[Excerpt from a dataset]
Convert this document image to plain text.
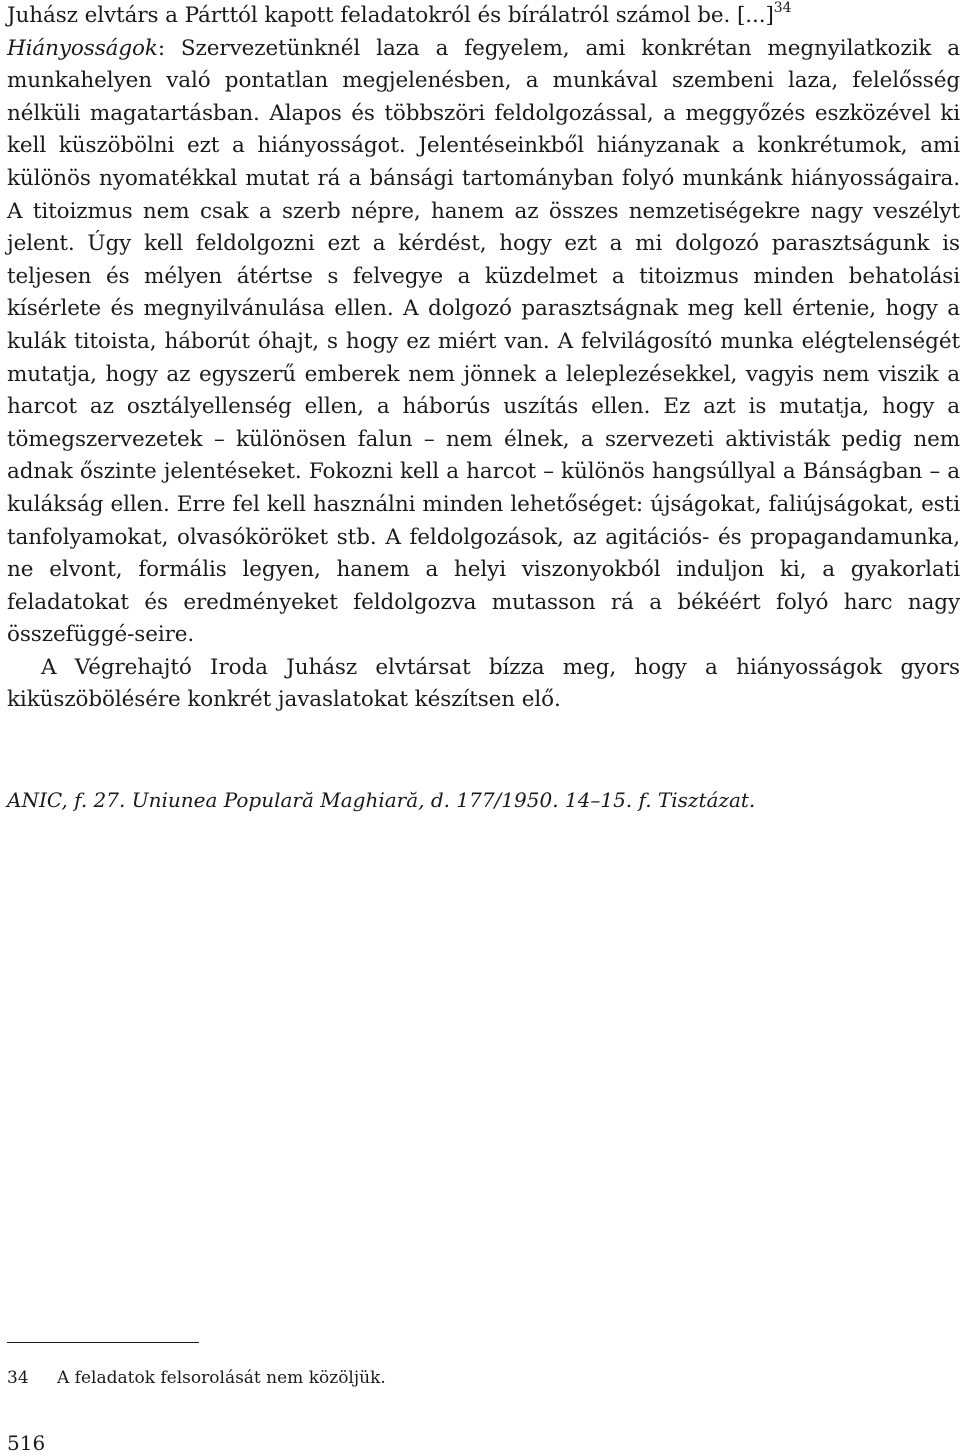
Juhász elvtárs a Párttól kapott feladatokról és bírálatról számol be. [...]$^{34}$
Hiányosságok: Szervezetünknél laza a fegyelem, ami konkrétan megnyilatkozik a munkahelyen való pontatlan megjelenésben, a munkával szembeni laza, felelősség nélküli magatartásban. Alapos és többszöri feldolgozással, a meggyőzés eszközével ki kell küszöbölni ezt a hiányosságot. Jelentéseinkből hiányzanak a konkrétumok, ami különös nyomatékkal mutat rá a bánsági tartományban folyó munkánk hiányosságaira. A titoizmus nem csak a szerb népre, hanem az összes nemzetiségekre nagy veszélyt jelent. Úgy kell feldolgozni ezt a kérdést, hogy ezt a mi dolgozó parasztságunk is teljesen és mélyen átértse s felvegye a küzdelmet a titoizmus minden behatolási kísérlete és megnyilvánulása ellen. A dolgozó parasztságnak meg kell értenie, hogy a kulák titoista, háborút óhajt, s hogy ez miért van. A felvilágosító munka elégtelenségét mutatja, hogy az egyszerű emberek nem jönnek a leleplezésekkel, vagyis nem viszik a harcot az osztályellenség ellen, a háborús uszítás ellen. Ez azt is mutatja, hogy a tömegszervezetek – különösen falun – nem élnek, a szervezeti aktivisták pedig nem adnak őszinte jelentéseket. Fokozni kell a harcot – különös hangsúllyal a Bánságban – a kulákság ellen. Erre fel kell használni minden lehetőséget: újságokat, faliújságokat, esti tanfolyamokat, olvasóköröket stb. A feldolgozások, az agitációs- és propagandamunka, ne elvont, formális legyen, hanem a helyi viszonyokból induljon ki, a gyakorlati feladatokat és eredményeket feldolgozva mutasson rá a békéért folyó harc nagy összefüggé-seire.

A Végrehajtó Iroda Juhász elvtársat bízza meg, hogy a hiányosságok gyors kiküszöbölésére konkrét javaslatokat készítsen elő.

ANIC, f. 27. Uniunea Populară Maghiară, d. 177/1950. 14–15. f. Tisztázat.
34 A feladatok felsorolását nem közöljük.
516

Set problem: Except for the pictures, give all the material above again verbatim.

Right answer:
Convert this document image to plain text.
Juhász elvtárs a Párttól kapott feladatokról és bírálatról számol be. [...]$^{34}$
Hiányosságok: Szervezetünknél laza a fegyelem, ami konkrétan megnyilatkozik a munkahelyen való pontatlan megjelenésben, a munkával szembeni laza, felelősség nélküli magatartásban. Alapos és többszöri feldolgozással, a meggyőzés eszközével ki kell küszöbölni ezt a hiányosságot. Jelentéseinkből hiányzanak a konkrétumok, ami különös nyomatékkal mutat rá a bánsági tartományban folyó munkánk hiányosságaira. A titoizmus nem csak a szerb népre, hanem az összes nemzetiségekre nagy veszélyt jelent. Úgy kell feldolgozni ezt a kérdést, hogy ezt a mi dolgozó parasztságunk is teljesen és mélyen átértse s felvegye a küzdelmet a titoizmus minden behatolási kísérlete és megnyilvánulása ellen. A dolgozó parasztságnak meg kell értenie, hogy a kulák titoista, háborút óhajt, s hogy ez miért van. A felvilágosító munka elégtelenségét mutatja, hogy az egyszerű emberek nem jönnek a leleplezésekkel, vagyis nem viszik a harcot az osztályellenség ellen, a háborús uszítás ellen. Ez azt is mutatja, hogy a tömegszervezetek – különösen falun – nem élnek, a szervezeti aktivisták pedig nem adnak őszinte jelentéseket. Fokozni kell a harcot – különös hangsúllyal a Bánságban – a kulákság ellen. Erre fel kell használni minden lehetőséget: újságokat, faliújságokat, esti tanfolyamokat, olvasóköröket stb. A feldolgozások, az agitációs- és propagandamunka, ne elvont, formális legyen, hanem a helyi viszonyokból induljon ki, a gyakorlati feladatokat és eredményeket feldolgozva mutasson rá a békéért folyó harc nagy összefüggé-seire.

A Végrehajtó Iroda Juhász elvtársat bízza meg, hogy a hiányosságok gyors kiküszöbölésére konkrét javaslatokat készítsen elő.

ANIC, f. 27. Uniunea Populară Maghiară, d. 177/1950. 14–15. f. Tisztázat.
34 A feladatok felsorolását nem közöljük.
516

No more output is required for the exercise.